What lines of the data hold the string "úseky"? Pull each one out.

Data records:
---------------
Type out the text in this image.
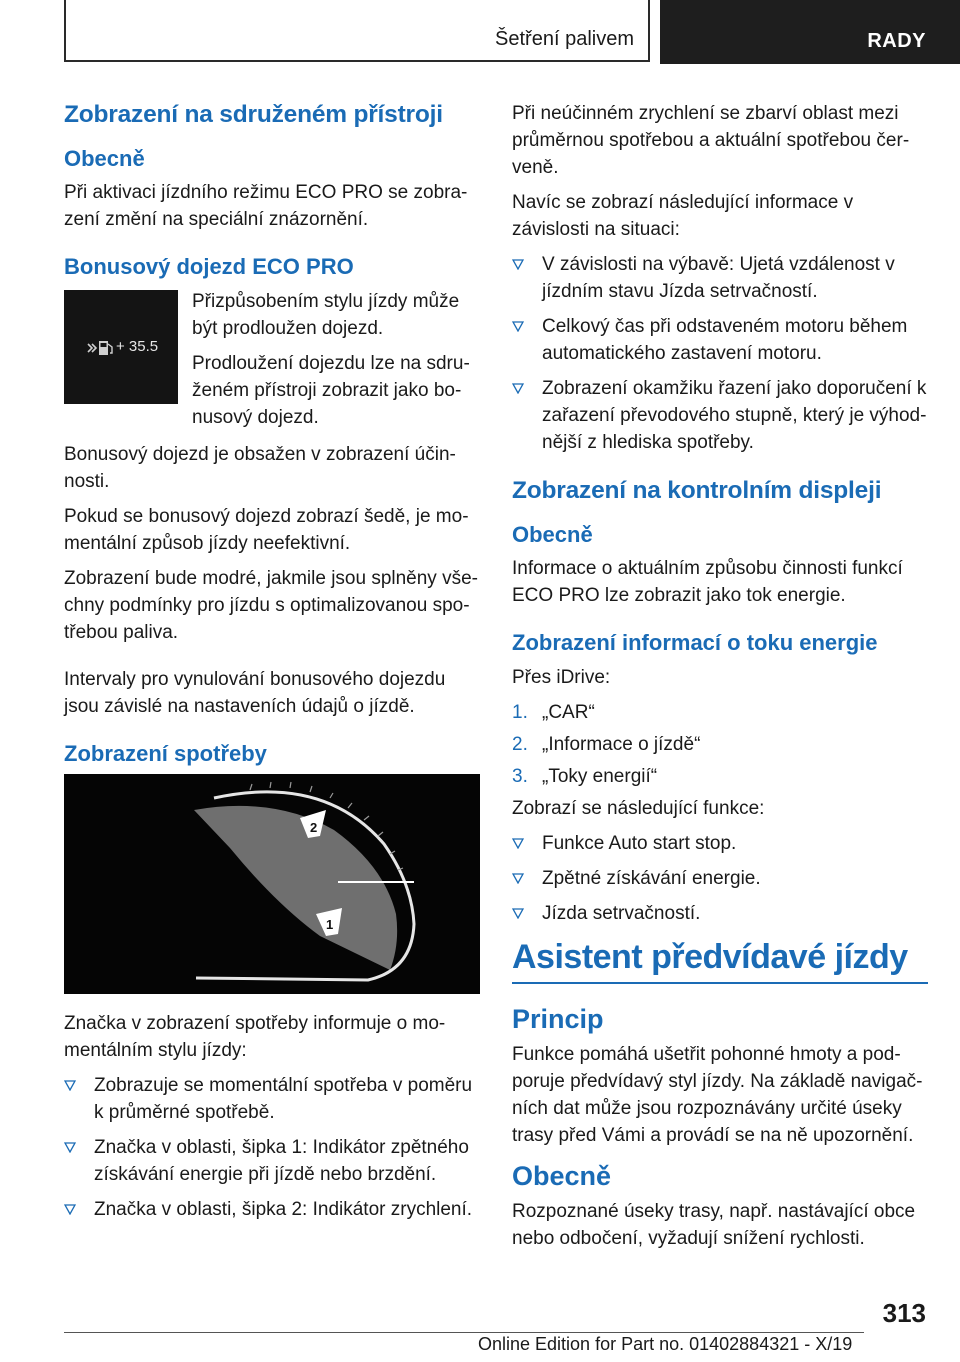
Šetření palivem	RADY
Zobrazení na sdruženém přístroji
Obecně

Při aktivaci jízdního režimu ECO PRO se zobrazení změní na speciální znázornění.

Bonusový dojezd ECO PRO
+ 35.5

Přizpůsobením stylu jízdy může být prodloužen dojezd.

Prodloužení dojezdu lze na sdruženém přístroji zobrazit jako bonusový dojezd.

Bonusový dojezd je obsažen v zobrazení účinnosti.

Pokud se bonusový dojezd zobrazí šedě, je momentální způsob jízdy neefektivní.

Zobrazení bude modré, jakmile jsou splněny všechny podmínky pro jízdu s optimalizovanou spotřebou paliva.

Intervaly pro vynulování bonusového dojezdu jsou závislé na nastaveních údajů o jízdě.

Zobrazení spotřeby
2
1

Značka v zobrazení spotřeby informuje o momentálním stylu jízdy:

Zobrazuje se momentální spotřeba v poměru k průměrné spotřebě.
Značka v oblasti, šipka 1: Indikátor zpětného získávání energie při jízdě nebo brzdění.
Značka v oblasti, šipka 2: Indikátor zrychlení.

Při neúčinném zrychlení se zbarví oblast mezi průměrnou spotřebou a aktuální spotřebou červeně.

Navíc se zobrazí následující informace v závislosti na situaci:

V závislosti na výbavě: Ujetá vzdálenost v jízdním stavu Jízda setrvačností.
Celkový čas při odstaveném motoru během automatického zastavení motoru.
Zobrazení okamžiku řazení jako doporučení k zařazení převodového stupně, který je výhodnější z hlediska spotřeby.
Zobrazení na kontrolním displeji
Obecně

Informace o aktuálním způsobu činnosti funkcí ECO PRO lze zobrazit jako tok energie.

Zobrazení informací o toku energie

Přes iDrive:

1. „CAR“
2. „Informace o jízdě“
3. „Toky energií“

Zobrazí se následující funkce:

Funkce Auto start stop.
Zpětné získávání energie.
Jízda setrvačností.
Asistent předvídavé jízdy
Princip

Funkce pomáhá ušetřit pohonné hmoty a podporuje předvídavý styl jízdy. Na základě navigačních dat může jsou rozpoznávány určité úseky trasy před Vámi a provádí se na ně upozornění.

Obecně

Rozpoznané úseky trasy, např. nastávající obce nebo odbočení, vyžadují snížení rychlosti.

313
Online Edition for Part no. 01402884321 - X/19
---------------
Response to this exercise ->
Funkce pomáhá ušetřit pohonné hmoty a podporuje předvídavý styl jízdy. Na základě navigačních dat může jsou rozpoznávány určité úseky trasy před Vámi a provádí se na ně upozornění.
Rozpoznané úseky trasy, např. nastávající obce nebo odbočení, vyžadují snížení rychlosti.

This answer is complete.